++++ DATA SUPPLIED ++++

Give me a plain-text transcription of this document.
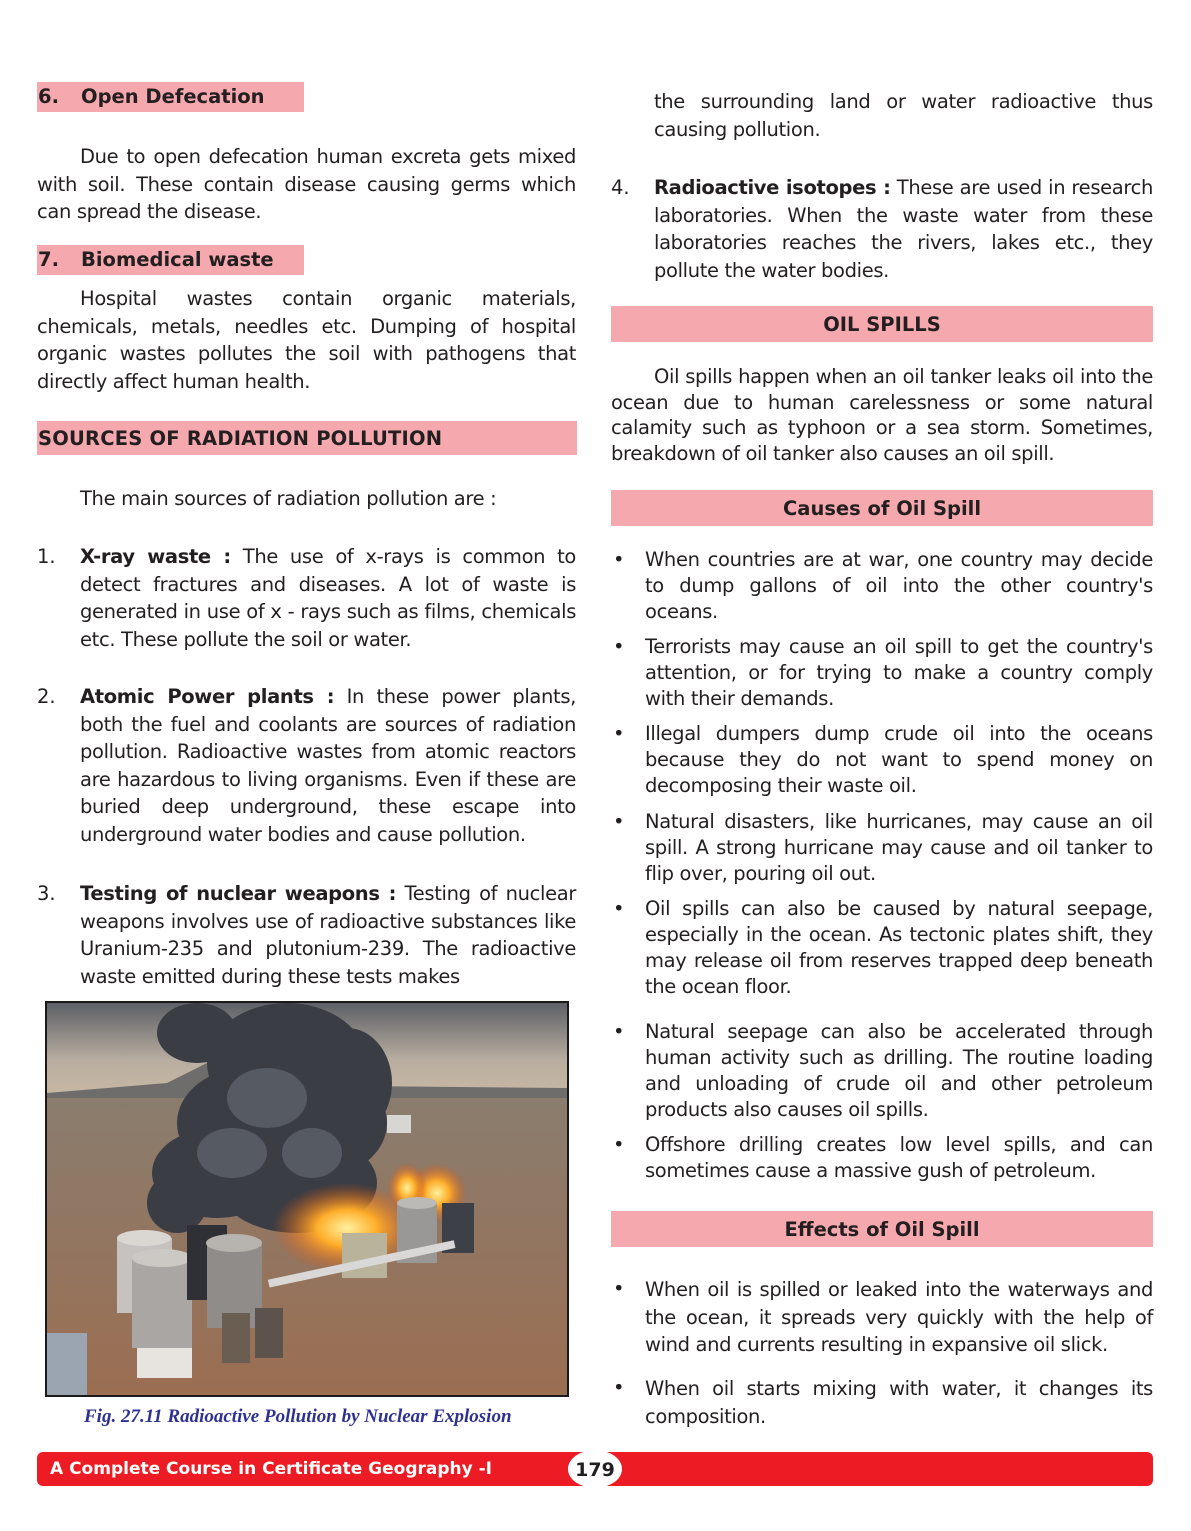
6. Open Defecation

Due to open defecation human excreta gets mixed with soil. These contain disease causing germs which can spread the disease.

7. Biomedical waste

Hospital wastes contain organic materials, chemicals, metals, needles etc. Dumping of hospital organic wastes pollutes the soil with pathogens that directly affect human health.

SOURCES OF RADIATION POLLUTION

The main sources of radiation pollution are :

1.	X-ray waste : The use of x-rays is common to detect fractures and diseases. A lot of waste is generated in use of x - rays such as films, chemicals etc. These pollute the soil or water.

2.	Atomic Power plants : In these power plants, both the fuel and coolants are sources of radiation pollution. Radioactive wastes from atomic reactors are hazardous to living organisms. Even if these are buried deep underground, these escape into underground water bodies and cause pollution.

3.	Testing of nuclear weapons : Testing of nuclear weapons involves use of radioactive substances like Uranium-235 and plutonium-239. The radioactive waste emitted during these tests makes

Fig. 27.11 Radioactive Pollution by Nuclear Explosion

the surrounding land or water radioactive thus causing pollution.

4.	Radioactive isotopes : These are used in research laboratories. When the waste water from these laboratories reaches the rivers, lakes etc., they pollute the water bodies.

OIL SPILLS

Oil spills happen when an oil tanker leaks oil into the ocean due to human carelessness or some natural calamity such as typhoon or a sea storm. Sometimes, breakdown of oil tanker also causes an oil spill.

Causes of Oil Spill
•	When countries are at war, one country may decide to dump gallons of oil into the other country's oceans.
•	Terrorists may cause an oil spill to get the country's attention, or for trying to make a country comply with their demands.
•	Illegal dumpers dump crude oil into the oceans because they do not want to spend money on decomposing their waste oil.
•	Natural disasters, like hurricanes, may cause an oil spill. A strong hurricane may cause and oil tanker to flip over, pouring oil out.
•	Oil spills can also be caused by natural seepage, especially in the ocean. As tectonic plates shift, they may release oil from reserves trapped deep beneath the ocean floor.
•	Natural seepage can also be accelerated through human activity such as drilling. The routine loading and unloading of crude oil and other petroleum products also causes oil spills.
•	Offshore drilling creates low level spills, and can sometimes cause a massive gush of petroleum.
Effects of Oil Spill
•	When oil is spilled or leaked into the waterways and the ocean, it spreads very quickly with the help of wind and currents resulting in expansive oil slick.
•	When oil starts mixing with water, it changes its composition.
A Complete Course in Certificate Geography -I	179
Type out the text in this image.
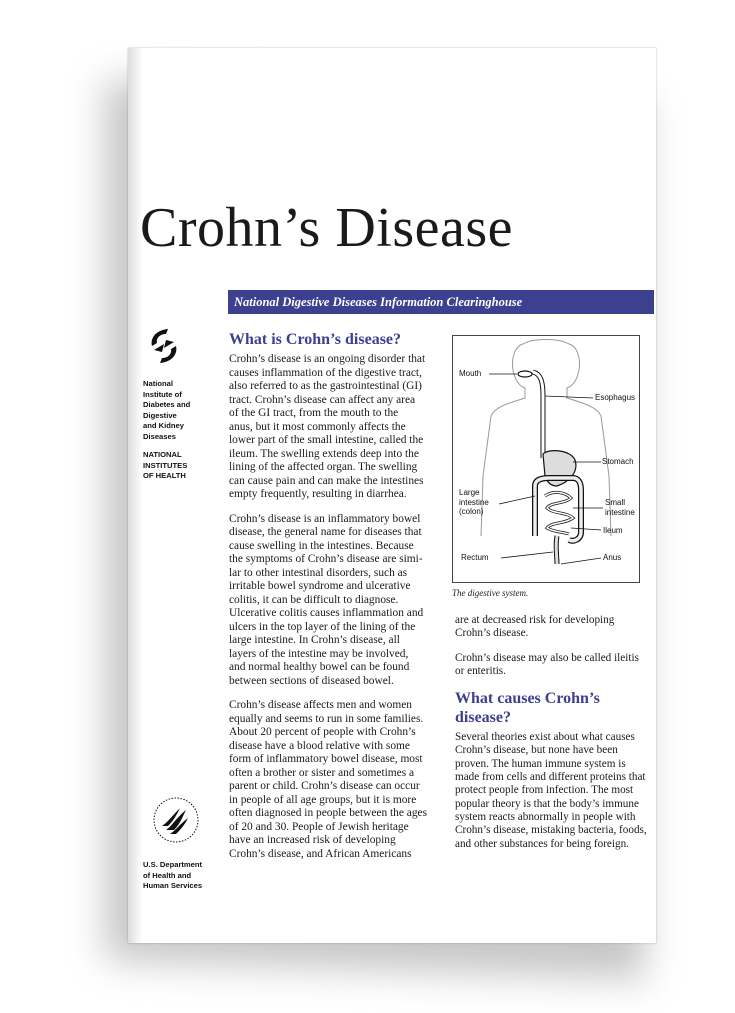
Crohn’s Disease
National Digestive Diseases Information Clearinghouse
National
Institute of
Diabetes and
Digestive
and Kidney
Diseases
NATIONAL
INSTITUTES
OF HEALTH
U.S. Department
of Health and
Human Services
What is Crohn’s disease?

Crohn’s disease is an ongoing disorder that
causes inflammation of the digestive tract,
also referred to as the gastrointestinal (GI)
tract. Crohn’s disease can affect any area
of the GI tract, from the mouth to the
anus, but it most commonly affects the
lower part of the small intestine, called the
ileum. The swelling extends deep into the
lining of the affected organ. The swelling
can cause pain and can make the intestines
empty frequently, resulting in diarrhea.

Crohn’s disease is an inflammatory bowel
disease, the general name for diseases that
cause swelling in the intestines. Because
the symptoms of Crohn’s disease are simi-
lar to other intestinal disorders, such as
irritable bowel syndrome and ulcerative
colitis, it can be difficult to diagnose.
Ulcerative colitis causes inflammation and
ulcers in the top layer of the lining of the
large intestine. In Crohn’s disease, all
layers of the intestine may be involved,
and normal healthy bowel can be found
between sections of diseased bowel.

Crohn’s disease affects men and women
equally and seems to run in some families.
About 20 percent of people with Crohn’s
disease have a blood relative with some
form of inflammatory bowel disease, most
often a brother or sister and sometimes a
parent or child. Crohn’s disease can occur
in people of all age groups, but it is more
often diagnosed in people between the ages
of 20 and 30. People of Jewish heritage
have an increased risk of developing
Crohn’s disease, and African Americans

Mouth
Esophagus
Stomach
Large
intestine
(colon)
Small
intestine
Ileum
Rectum	Anus
The digestive system.

are at decreased risk for developing
Crohn’s disease.

Crohn’s disease may also be called ileitis
or enteritis.

What causes Crohn’s
disease?

Several theories exist about what causes
Crohn’s disease, but none have been
proven. The human immune system is
made from cells and different proteins that
protect people from infection. The most
popular theory is that the body’s immune
system reacts abnormally in people with
Crohn’s disease, mistaking bacteria, foods,
and other substances for being foreign.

++++

◆ **REQUIREMENT**
Leaving out only the pictures, return the material above unchanged.

◆ **EXERCISE RESULT**
Give me a plain-text transcription of this document.
6. Open Defecation

Due to open defecation human excreta gets mixed with soil. These contain disease causing germs which can spread the disease.

7. Biomedical waste

Hospital wastes contain organic materials, chemicals, metals, needles etc. Dumping of hospital organic wastes pollutes the soil with pathogens that directly affect human health.

SOURCES OF RADIATION POLLUTION

The main sources of radiation pollution are :

1.	X-ray waste : The use of x-rays is common to detect fractures and diseases. A lot of waste is generated in use of x - rays such as films, chemicals etc. These pollute the soil or water.

2.	Atomic Power plants : In these power plants, both the fuel and coolants are sources of radiation pollution. Radioactive wastes from atomic reactors are hazardous to living organisms. Even if these are buried deep underground, these escape into underground water bodies and cause pollution.

3.	Testing of nuclear weapons : Testing of nuclear weapons involves use of radioactive substances like Uranium-235 and plutonium-239. The radioactive waste emitted during these tests makes

Fig. 27.11 Radioactive Pollution by Nuclear Explosion

the surrounding land or water radioactive thus causing pollution.

4.	Radioactive isotopes : These are used in research laboratories. When the waste water from these laboratories reaches the rivers, lakes etc., they pollute the water bodies.

OIL SPILLS

Oil spills happen when an oil tanker leaks oil into the ocean due to human carelessness or some natural calamity such as typhoon or a sea storm. Sometimes, breakdown of oil tanker also causes an oil spill.

Causes of Oil Spill
•	When countries are at war, one country may decide to dump gallons of oil into the other country's oceans.
•	Terrorists may cause an oil spill to get the country's attention, or for trying to make a country comply with their demands.
•	Illegal dumpers dump crude oil into the oceans because they do not want to spend money on decomposing their waste oil.
•	Natural disasters, like hurricanes, may cause an oil spill. A strong hurricane may cause and oil tanker to flip over, pouring oil out.
•	Oil spills can also be caused by natural seepage, especially in the ocean. As tectonic plates shift, they may release oil from reserves trapped deep beneath the ocean floor.
•	Natural seepage can also be accelerated through human activity such as drilling. The routine loading and unloading of crude oil and other petroleum products also causes oil spills.
•	Offshore drilling creates low level spills, and can sometimes cause a massive gush of petroleum.
Effects of Oil Spill
•	When oil is spilled or leaked into the waterways and the ocean, it spreads very quickly with the help of wind and currents resulting in expansive oil slick.
•	When oil starts mixing with water, it changes its composition.
A Complete Course in Certificate Geography -I	179
Type out the text in this image.
Crohn’s Disease
National Digestive Diseases Information Clearinghouse
National
Institute of
Diabetes and
Digestive
and Kidney
Diseases
NATIONAL
INSTITUTES
OF HEALTH
U.S. Department
of Health and
Human Services
What is Crohn’s disease?

Crohn’s disease is an ongoing disorder that
causes inflammation of the digestive tract,
also referred to as the gastrointestinal (GI)
tract. Crohn’s disease can affect any area
of the GI tract, from the mouth to the
anus, but it most commonly affects the
lower part of the small intestine, called the
ileum. The swelling extends deep into the
lining of the affected organ. The swelling
can cause pain and can make the intestines
empty frequently, resulting in diarrhea.

Crohn’s disease is an inflammatory bowel
disease, the general name for diseases that
cause swelling in the intestines. Because
the symptoms of Crohn’s disease are simi-
lar to other intestinal disorders, such as
irritable bowel syndrome and ulcerative
colitis, it can be difficult to diagnose.
Ulcerative colitis causes inflammation and
ulcers in the top layer of the lining of the
large intestine. In Crohn’s disease, all
layers of the intestine may be involved,
and normal healthy bowel can be found
between sections of diseased bowel.

Crohn’s disease affects men and women
equally and seems to run in some families.
About 20 percent of people with Crohn’s
disease have a blood relative with some
form of inflammatory bowel disease, most
often a brother or sister and sometimes a
parent or child. Crohn’s disease can occur
in people of all age groups, but it is more
often diagnosed in people between the ages
of 20 and 30. People of Jewish heritage
have an increased risk of developing
Crohn’s disease, and African Americans

Mouth
Esophagus
Stomach
Large
intestine
(colon)
Small
intestine
Ileum
Rectum	Anus
The digestive system.

are at decreased risk for developing
Crohn’s disease.

Crohn’s disease may also be called ileitis
or enteritis.

What causes Crohn’s
disease?

Several theories exist about what causes
Crohn’s disease, but none have been
proven. The human immune system is
made from cells and different proteins that
protect people from infection. The most
popular theory is that the body’s immune
system reacts abnormally in people with
Crohn’s disease, mistaking bacteria, foods,
and other substances for being foreign.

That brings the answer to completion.